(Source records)
####

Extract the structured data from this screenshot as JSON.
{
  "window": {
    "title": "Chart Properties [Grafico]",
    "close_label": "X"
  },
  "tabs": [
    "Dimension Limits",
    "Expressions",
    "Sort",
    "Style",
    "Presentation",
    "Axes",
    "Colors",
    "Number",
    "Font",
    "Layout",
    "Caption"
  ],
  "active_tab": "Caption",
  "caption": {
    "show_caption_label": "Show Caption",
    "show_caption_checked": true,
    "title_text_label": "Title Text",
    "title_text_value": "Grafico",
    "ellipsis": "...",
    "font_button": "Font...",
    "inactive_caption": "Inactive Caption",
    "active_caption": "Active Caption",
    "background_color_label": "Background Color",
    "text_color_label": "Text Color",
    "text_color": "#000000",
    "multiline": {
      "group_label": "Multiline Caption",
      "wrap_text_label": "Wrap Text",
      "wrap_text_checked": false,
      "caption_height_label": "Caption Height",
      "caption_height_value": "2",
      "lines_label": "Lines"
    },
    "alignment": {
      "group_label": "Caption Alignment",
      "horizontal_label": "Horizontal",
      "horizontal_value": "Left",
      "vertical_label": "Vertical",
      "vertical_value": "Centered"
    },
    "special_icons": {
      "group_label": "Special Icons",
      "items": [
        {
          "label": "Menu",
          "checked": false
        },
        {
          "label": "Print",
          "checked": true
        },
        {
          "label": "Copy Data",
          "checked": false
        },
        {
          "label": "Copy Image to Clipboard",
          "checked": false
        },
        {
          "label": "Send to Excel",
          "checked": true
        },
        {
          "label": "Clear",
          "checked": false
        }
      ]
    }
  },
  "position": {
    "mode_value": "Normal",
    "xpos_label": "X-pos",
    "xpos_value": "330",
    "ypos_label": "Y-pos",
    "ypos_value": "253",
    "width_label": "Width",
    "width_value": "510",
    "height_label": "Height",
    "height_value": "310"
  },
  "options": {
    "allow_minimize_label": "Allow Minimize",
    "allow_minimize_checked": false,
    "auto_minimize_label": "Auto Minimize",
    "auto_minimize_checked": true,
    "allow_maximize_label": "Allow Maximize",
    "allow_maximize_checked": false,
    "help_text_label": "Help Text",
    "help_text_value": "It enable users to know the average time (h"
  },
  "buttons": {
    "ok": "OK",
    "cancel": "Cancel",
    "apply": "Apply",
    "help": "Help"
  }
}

####

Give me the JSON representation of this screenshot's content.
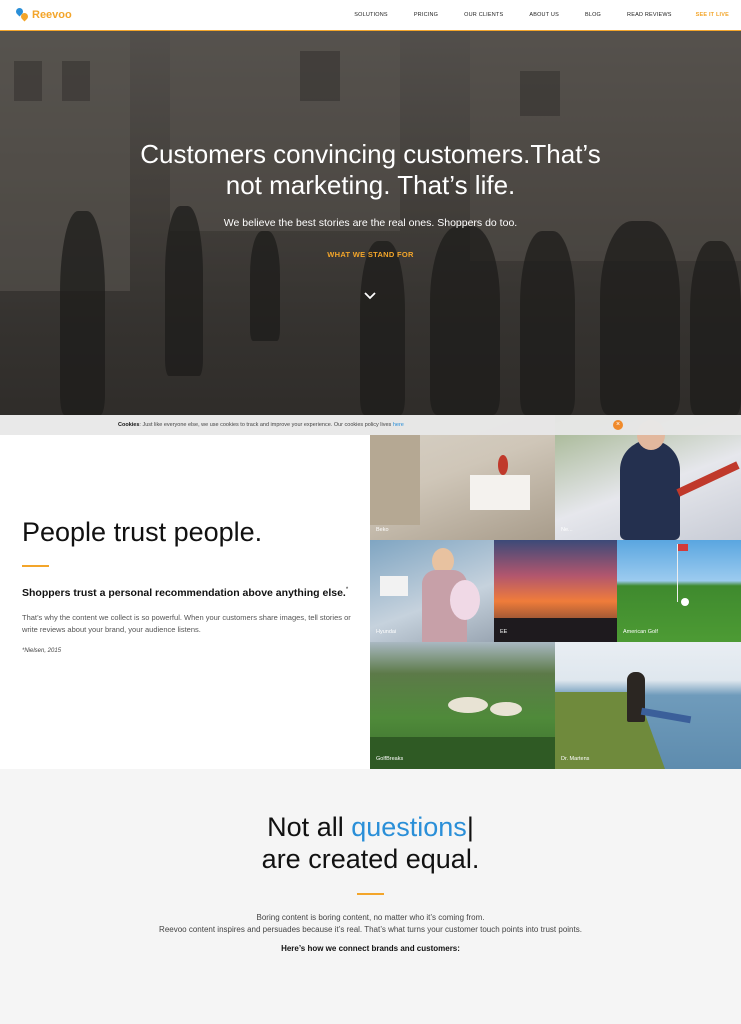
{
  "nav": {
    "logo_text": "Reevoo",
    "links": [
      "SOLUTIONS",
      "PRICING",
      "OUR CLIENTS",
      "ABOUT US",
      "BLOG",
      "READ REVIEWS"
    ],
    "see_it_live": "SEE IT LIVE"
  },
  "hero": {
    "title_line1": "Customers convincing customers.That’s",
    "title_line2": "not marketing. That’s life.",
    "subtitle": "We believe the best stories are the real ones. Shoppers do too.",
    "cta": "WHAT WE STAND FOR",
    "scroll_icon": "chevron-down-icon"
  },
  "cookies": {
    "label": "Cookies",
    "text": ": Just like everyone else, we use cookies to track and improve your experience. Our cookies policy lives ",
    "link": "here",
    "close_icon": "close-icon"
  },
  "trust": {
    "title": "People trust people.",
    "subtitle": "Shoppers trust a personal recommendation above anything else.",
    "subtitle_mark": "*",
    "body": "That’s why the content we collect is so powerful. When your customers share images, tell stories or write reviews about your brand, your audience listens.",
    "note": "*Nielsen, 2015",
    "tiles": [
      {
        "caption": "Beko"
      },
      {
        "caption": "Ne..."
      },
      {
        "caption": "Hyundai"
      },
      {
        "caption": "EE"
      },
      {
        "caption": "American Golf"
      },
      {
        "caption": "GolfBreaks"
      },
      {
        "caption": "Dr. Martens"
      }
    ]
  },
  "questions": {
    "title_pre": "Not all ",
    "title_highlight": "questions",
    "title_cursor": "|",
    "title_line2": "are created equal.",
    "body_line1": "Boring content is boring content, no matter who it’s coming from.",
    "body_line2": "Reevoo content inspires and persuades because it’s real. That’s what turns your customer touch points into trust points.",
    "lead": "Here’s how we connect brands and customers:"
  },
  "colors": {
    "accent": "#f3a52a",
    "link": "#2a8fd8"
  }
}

####

■ WRITTEN TASK
Count the lines in the entries above that include the string "screenshot", then give only that figure.

■ TASK SOLUTION
2